Written task —
Reproduce the records below in full and exactly, without their images.

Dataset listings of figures
######
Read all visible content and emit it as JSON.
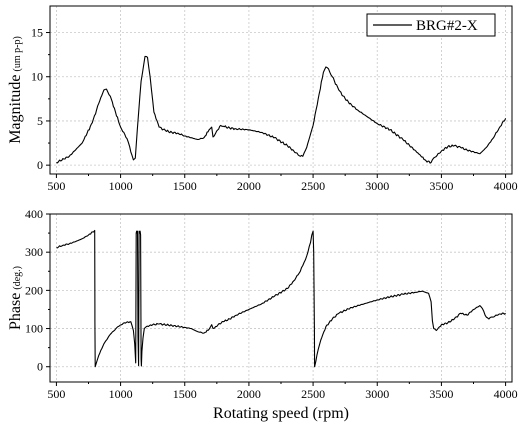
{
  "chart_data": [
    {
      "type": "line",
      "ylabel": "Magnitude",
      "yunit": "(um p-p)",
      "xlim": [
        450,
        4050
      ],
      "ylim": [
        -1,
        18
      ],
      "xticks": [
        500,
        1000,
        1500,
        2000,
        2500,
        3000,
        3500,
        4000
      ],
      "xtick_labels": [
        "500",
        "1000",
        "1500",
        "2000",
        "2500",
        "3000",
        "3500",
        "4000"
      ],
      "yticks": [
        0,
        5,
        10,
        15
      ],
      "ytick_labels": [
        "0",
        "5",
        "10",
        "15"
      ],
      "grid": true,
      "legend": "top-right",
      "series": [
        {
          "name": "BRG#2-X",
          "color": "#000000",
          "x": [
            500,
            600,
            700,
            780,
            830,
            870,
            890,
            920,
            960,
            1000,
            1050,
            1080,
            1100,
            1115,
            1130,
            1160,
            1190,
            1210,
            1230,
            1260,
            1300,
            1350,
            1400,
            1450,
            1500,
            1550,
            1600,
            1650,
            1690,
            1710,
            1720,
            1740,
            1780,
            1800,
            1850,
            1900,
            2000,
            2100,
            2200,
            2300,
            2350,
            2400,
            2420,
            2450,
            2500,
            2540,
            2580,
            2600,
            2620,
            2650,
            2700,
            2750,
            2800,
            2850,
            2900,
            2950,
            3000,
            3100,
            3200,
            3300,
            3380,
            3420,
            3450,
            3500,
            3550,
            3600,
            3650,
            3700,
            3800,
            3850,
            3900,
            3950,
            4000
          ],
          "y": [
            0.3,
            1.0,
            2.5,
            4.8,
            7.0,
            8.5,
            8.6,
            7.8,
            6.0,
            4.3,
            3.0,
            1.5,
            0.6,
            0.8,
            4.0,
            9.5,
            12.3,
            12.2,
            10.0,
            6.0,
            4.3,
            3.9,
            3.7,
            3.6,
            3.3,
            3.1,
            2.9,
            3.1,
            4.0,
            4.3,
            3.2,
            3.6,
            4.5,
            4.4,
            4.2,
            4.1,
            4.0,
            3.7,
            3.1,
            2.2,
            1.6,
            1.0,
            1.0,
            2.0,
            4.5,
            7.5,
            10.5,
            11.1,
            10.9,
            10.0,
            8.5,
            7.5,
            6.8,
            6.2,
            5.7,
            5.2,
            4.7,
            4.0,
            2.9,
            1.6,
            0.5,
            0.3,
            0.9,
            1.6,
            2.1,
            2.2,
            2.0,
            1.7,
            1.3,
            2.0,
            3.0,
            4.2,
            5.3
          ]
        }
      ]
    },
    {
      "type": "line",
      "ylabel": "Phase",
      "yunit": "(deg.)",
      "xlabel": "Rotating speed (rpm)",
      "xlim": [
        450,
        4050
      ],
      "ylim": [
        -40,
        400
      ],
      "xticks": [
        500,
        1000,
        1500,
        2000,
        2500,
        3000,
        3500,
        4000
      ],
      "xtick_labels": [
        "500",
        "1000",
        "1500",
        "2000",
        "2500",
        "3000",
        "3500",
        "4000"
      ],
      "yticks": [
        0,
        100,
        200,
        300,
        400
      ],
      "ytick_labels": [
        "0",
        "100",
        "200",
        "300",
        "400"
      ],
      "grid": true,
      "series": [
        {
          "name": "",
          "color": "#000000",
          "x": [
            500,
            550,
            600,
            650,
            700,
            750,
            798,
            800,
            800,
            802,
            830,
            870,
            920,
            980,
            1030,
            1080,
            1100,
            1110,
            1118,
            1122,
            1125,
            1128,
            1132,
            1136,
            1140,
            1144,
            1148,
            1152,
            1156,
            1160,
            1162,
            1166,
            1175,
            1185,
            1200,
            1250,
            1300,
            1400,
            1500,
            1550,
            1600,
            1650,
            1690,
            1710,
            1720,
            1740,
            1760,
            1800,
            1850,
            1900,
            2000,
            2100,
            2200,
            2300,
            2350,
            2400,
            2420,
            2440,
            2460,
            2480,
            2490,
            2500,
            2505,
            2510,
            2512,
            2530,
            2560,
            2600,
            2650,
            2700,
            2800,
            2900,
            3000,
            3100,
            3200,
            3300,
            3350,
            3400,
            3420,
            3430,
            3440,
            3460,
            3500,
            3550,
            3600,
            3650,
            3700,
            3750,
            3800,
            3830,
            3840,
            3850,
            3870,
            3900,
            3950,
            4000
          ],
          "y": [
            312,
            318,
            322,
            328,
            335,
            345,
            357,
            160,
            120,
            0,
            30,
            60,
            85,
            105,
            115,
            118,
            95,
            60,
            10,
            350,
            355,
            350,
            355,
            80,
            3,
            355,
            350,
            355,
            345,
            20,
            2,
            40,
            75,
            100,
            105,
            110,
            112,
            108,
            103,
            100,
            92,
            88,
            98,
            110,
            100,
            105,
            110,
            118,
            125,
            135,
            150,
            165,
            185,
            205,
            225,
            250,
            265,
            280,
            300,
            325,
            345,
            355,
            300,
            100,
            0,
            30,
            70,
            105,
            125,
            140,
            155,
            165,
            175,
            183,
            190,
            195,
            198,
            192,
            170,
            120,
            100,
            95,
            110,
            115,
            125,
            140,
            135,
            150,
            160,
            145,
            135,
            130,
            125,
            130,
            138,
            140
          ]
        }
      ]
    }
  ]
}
######
Final result —
Read all visible content and emit it as JSON.
{
  "chart_data": [
    {
      "type": "line",
      "ylabel": "Magnitude",
      "yunit": "(um p-p)",
      "xlim": [
        450,
        4050
      ],
      "ylim": [
        -1,
        18
      ],
      "xticks": [
        500,
        1000,
        1500,
        2000,
        2500,
        3000,
        3500,
        4000
      ],
      "xtick_labels": [
        "500",
        "1000",
        "1500",
        "2000",
        "2500",
        "3000",
        "3500",
        "4000"
      ],
      "yticks": [
        0,
        5,
        10,
        15
      ],
      "ytick_labels": [
        "0",
        "5",
        "10",
        "15"
      ],
      "grid": true,
      "legend": "top-right",
      "series": [
        {
          "name": "BRG#2-X",
          "color": "#000000",
          "x": [
            500,
            600,
            700,
            780,
            830,
            870,
            890,
            920,
            960,
            1000,
            1050,
            1080,
            1100,
            1115,
            1130,
            1160,
            1190,
            1210,
            1230,
            1260,
            1300,
            1350,
            1400,
            1450,
            1500,
            1550,
            1600,
            1650,
            1690,
            1710,
            1720,
            1740,
            1780,
            1800,
            1850,
            1900,
            2000,
            2100,
            2200,
            2300,
            2350,
            2400,
            2420,
            2450,
            2500,
            2540,
            2580,
            2600,
            2620,
            2650,
            2700,
            2750,
            2800,
            2850,
            2900,
            2950,
            3000,
            3100,
            3200,
            3300,
            3380,
            3420,
            3450,
            3500,
            3550,
            3600,
            3650,
            3700,
            3800,
            3850,
            3900,
            3950,
            4000
          ],
          "y": [
            0.3,
            1.0,
            2.5,
            4.8,
            7.0,
            8.5,
            8.6,
            7.8,
            6.0,
            4.3,
            3.0,
            1.5,
            0.6,
            0.8,
            4.0,
            9.5,
            12.3,
            12.2,
            10.0,
            6.0,
            4.3,
            3.9,
            3.7,
            3.6,
            3.3,
            3.1,
            2.9,
            3.1,
            4.0,
            4.3,
            3.2,
            3.6,
            4.5,
            4.4,
            4.2,
            4.1,
            4.0,
            3.7,
            3.1,
            2.2,
            1.6,
            1.0,
            1.0,
            2.0,
            4.5,
            7.5,
            10.5,
            11.1,
            10.9,
            10.0,
            8.5,
            7.5,
            6.8,
            6.2,
            5.7,
            5.2,
            4.7,
            4.0,
            2.9,
            1.6,
            0.5,
            0.3,
            0.9,
            1.6,
            2.1,
            2.2,
            2.0,
            1.7,
            1.3,
            2.0,
            3.0,
            4.2,
            5.3
          ]
        }
      ]
    },
    {
      "type": "line",
      "ylabel": "Phase",
      "yunit": "(deg.)",
      "xlabel": "Rotating speed (rpm)",
      "xlim": [
        450,
        4050
      ],
      "ylim": [
        -40,
        400
      ],
      "xticks": [
        500,
        1000,
        1500,
        2000,
        2500,
        3000,
        3500,
        4000
      ],
      "xtick_labels": [
        "500",
        "1000",
        "1500",
        "2000",
        "2500",
        "3000",
        "3500",
        "4000"
      ],
      "yticks": [
        0,
        100,
        200,
        300,
        400
      ],
      "ytick_labels": [
        "0",
        "100",
        "200",
        "300",
        "400"
      ],
      "grid": true,
      "series": [
        {
          "name": "",
          "color": "#000000",
          "x": [
            500,
            550,
            600,
            650,
            700,
            750,
            798,
            800,
            800,
            802,
            830,
            870,
            920,
            980,
            1030,
            1080,
            1100,
            1110,
            1118,
            1122,
            1125,
            1128,
            1132,
            1136,
            1140,
            1144,
            1148,
            1152,
            1156,
            1160,
            1162,
            1166,
            1175,
            1185,
            1200,
            1250,
            1300,
            1400,
            1500,
            1550,
            1600,
            1650,
            1690,
            1710,
            1720,
            1740,
            1760,
            1800,
            1850,
            1900,
            2000,
            2100,
            2200,
            2300,
            2350,
            2400,
            2420,
            2440,
            2460,
            2480,
            2490,
            2500,
            2505,
            2510,
            2512,
            2530,
            2560,
            2600,
            2650,
            2700,
            2800,
            2900,
            3000,
            3100,
            3200,
            3300,
            3350,
            3400,
            3420,
            3430,
            3440,
            3460,
            3500,
            3550,
            3600,
            3650,
            3700,
            3750,
            3800,
            3830,
            3840,
            3850,
            3870,
            3900,
            3950,
            4000
          ],
          "y": [
            312,
            318,
            322,
            328,
            335,
            345,
            357,
            160,
            120,
            0,
            30,
            60,
            85,
            105,
            115,
            118,
            95,
            60,
            10,
            350,
            355,
            350,
            355,
            80,
            3,
            355,
            350,
            355,
            345,
            20,
            2,
            40,
            75,
            100,
            105,
            110,
            112,
            108,
            103,
            100,
            92,
            88,
            98,
            110,
            100,
            105,
            110,
            118,
            125,
            135,
            150,
            165,
            185,
            205,
            225,
            250,
            265,
            280,
            300,
            325,
            345,
            355,
            300,
            100,
            0,
            30,
            70,
            105,
            125,
            140,
            155,
            165,
            175,
            183,
            190,
            195,
            198,
            192,
            170,
            120,
            100,
            95,
            110,
            115,
            125,
            140,
            135,
            150,
            160,
            145,
            135,
            130,
            125,
            130,
            138,
            140
          ]
        }
      ]
    }
  ]
}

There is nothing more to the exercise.